## [SUPPLIED ENTRIES]

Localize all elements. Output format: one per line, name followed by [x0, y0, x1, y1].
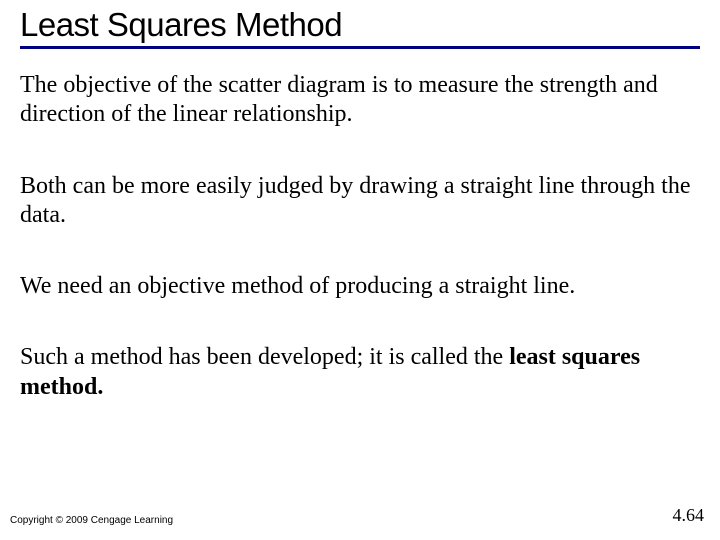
- paragraph-2: Both can be more easily judged by drawin…: [20, 172, 700, 231]
- slide-container: Least Squares Method The objective of th…: [0, 0, 720, 540]
- paragraph-4: Such a method has been developed; it is …: [20, 343, 700, 402]
- page-number: 4.64: [673, 505, 705, 526]
- paragraph-1: The objective of the scatter diagram is …: [20, 71, 700, 130]
- copyright-text: Copyright © 2009 Cengage Learning: [10, 515, 173, 526]
- slide-title: Least Squares Method: [20, 6, 700, 49]
- paragraph-3: We need an objective method of producing…: [20, 272, 700, 301]
- paragraph-4-pre: Such a method has been developed; it is …: [20, 344, 509, 370]
- slide-body: The objective of the scatter diagram is …: [20, 71, 700, 402]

## [PROBLEM DESCRIPTION]
Recast the lines above as a numbered list, skipping any blank lines and leaving out the picture.

## [CORRECT RESULT]
1. Localize all elements. Output format: one per line, name followed by [x0, y0, x1, y1].
2. - paragraph-2: Both can be more easily judged by drawin…: [20, 172, 700, 231]
3. - slide-container: Least Squares Method The objective of th…: [0, 0, 720, 540]
4. - paragraph-4: Such a method has been developed; it is …: [20, 343, 700, 402]
5. - page-number: 4.64: [673, 505, 705, 526]
6. - paragraph-1: The objective of the scatter diagram is …: [20, 71, 700, 130]
7. - copyright-text: Copyright © 2009 Cengage Learning: [10, 515, 173, 526]
8. - slide-title: Least Squares Method: [20, 6, 700, 49]
9. - paragraph-3: We need an objective method of producing…: [20, 272, 700, 301]
10. - paragraph-4-pre: Such a method has been developed; it is …: [20, 344, 509, 370]
11. - slide-body: The objective of the scatter diagram is …: [20, 71, 700, 402]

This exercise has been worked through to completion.